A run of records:
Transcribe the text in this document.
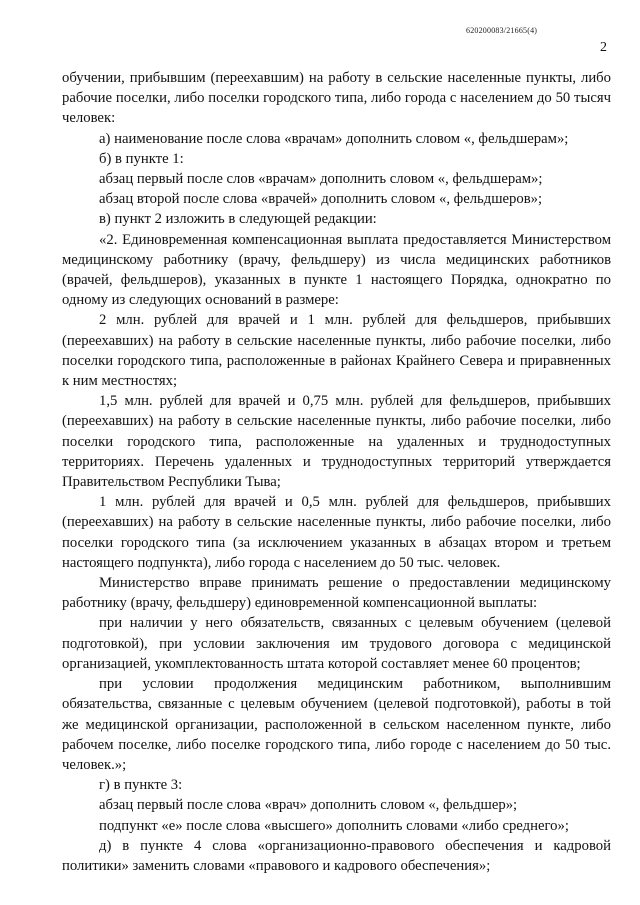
620200083/21665(4)
2

обучении, прибывшим (переехавшим) на работу в сельские населенные пункты, либо рабочие поселки, либо поселки городского типа, либо города с населением до 50 тысяч человек:

а) наименование после слова «врачам» дополнить словом «, фельдшерам»;

б) в пункте 1:

абзац первый после слов «врачам» дополнить словом «, фельдшерам»;

абзац второй после слова «врачей» дополнить словом «, фельдшеров»;

в) пункт 2 изложить в следующей редакции:

«2. Единовременная компенсационная выплата предоставляется Министерством медицинскому работнику (врачу, фельдшеру) из числа медицинских работников (врачей, фельдшеров), указанных в пункте 1 настоящего Порядка, однократно по одному из следующих оснований в размере:

2 млн. рублей для врачей и 1 млн. рублей для фельдшеров, прибывших (переехавших) на работу в сельские населенные пункты, либо рабочие поселки, либо поселки городского типа, расположенные в районах Крайнего Севера и приравненных к ним местностях;

1,5 млн. рублей для врачей и 0,75 млн. рублей для фельдшеров, прибывших (переехавших) на работу в сельские населенные пункты, либо рабочие поселки, либо поселки городского типа, расположенные на удаленных и труднодоступных территориях. Перечень удаленных и труднодоступных территорий утверждается Правительством Республики Тыва;

1 млн. рублей для врачей и 0,5 млн. рублей для фельдшеров, прибывших (переехавших) на работу в сельские населенные пункты, либо рабочие поселки, либо поселки городского типа (за исключением указанных в абзацах втором и третьем настоящего подпункта), либо города с населением до 50 тыс. человек.

Министерство вправе принимать решение о предоставлении медицинскому работнику (врачу, фельдшеру) единовременной компенсационной выплаты:

при наличии у него обязательств, связанных с целевым обучением (целевой подготовкой), при условии заключения им трудового договора с медицинской организацией, укомплектованность штата которой составляет менее 60 процентов;

при условии продолжения медицинским работником, выполнившим обязательства, связанные с целевым обучением (целевой подготовкой), работы в той же медицинской организации, расположенной в сельском населенном пункте, либо рабочем поселке, либо поселке городского типа, либо городе с населением до 50 тыс. человек.»;

г) в пункте 3:

абзац первый после слова «врач» дополнить словом «, фельдшер»;

подпункт «е» после слова «высшего» дополнить словами «либо среднего»;

д) в пункте 4 слова «организационно-правового обеспечения и кадровой политики» заменить словами «правового и кадрового обеспечения»;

| Your objective |
All of the entries above should be duplicated exactly, except for the pictures.

| Answer to the exercise |
Transcribe the text in this document.
620200083/21665(4)
2

обучении, прибывшим (переехавшим) на работу в сельские населенные пункты, либо рабочие поселки, либо поселки городского типа, либо города с населением до 50 тысяч человек:

а) наименование после слова «врачам» дополнить словом «, фельдшерам»;

б) в пункте 1:

абзац первый после слов «врачам» дополнить словом «, фельдшерам»;

абзац второй после слова «врачей» дополнить словом «, фельдшеров»;

в) пункт 2 изложить в следующей редакции:

«2. Единовременная компенсационная выплата предоставляется Министерством медицинскому работнику (врачу, фельдшеру) из числа медицинских работников (врачей, фельдшеров), указанных в пункте 1 настоящего Порядка, однократно по одному из следующих оснований в размере:

2 млн. рублей для врачей и 1 млн. рублей для фельдшеров, прибывших (переехавших) на работу в сельские населенные пункты, либо рабочие поселки, либо поселки городского типа, расположенные в районах Крайнего Севера и приравненных к ним местностях;

1,5 млн. рублей для врачей и 0,75 млн. рублей для фельдшеров, прибывших (переехавших) на работу в сельские населенные пункты, либо рабочие поселки, либо поселки городского типа, расположенные на удаленных и труднодоступных территориях. Перечень удаленных и труднодоступных территорий утверждается Правительством Республики Тыва;

1 млн. рублей для врачей и 0,5 млн. рублей для фельдшеров, прибывших (переехавших) на работу в сельские населенные пункты, либо рабочие поселки, либо поселки городского типа (за исключением указанных в абзацах втором и третьем настоящего подпункта), либо города с населением до 50 тыс. человек.

Министерство вправе принимать решение о предоставлении медицинскому работнику (врачу, фельдшеру) единовременной компенсационной выплаты:

при наличии у него обязательств, связанных с целевым обучением (целевой подготовкой), при условии заключения им трудового договора с медицинской организацией, укомплектованность штата которой составляет менее 60 процентов;

при условии продолжения медицинским работником, выполнившим обязательства, связанные с целевым обучением (целевой подготовкой), работы в той же медицинской организации, расположенной в сельском населенном пункте, либо рабочем поселке, либо поселке городского типа, либо городе с населением до 50 тыс. человек.»;

г) в пункте 3:

абзац первый после слова «врач» дополнить словом «, фельдшер»;

подпункт «е» после слова «высшего» дополнить словами «либо среднего»;

д) в пункте 4 слова «организационно-правового обеспечения и кадровой политики» заменить словами «правового и кадрового обеспечения»;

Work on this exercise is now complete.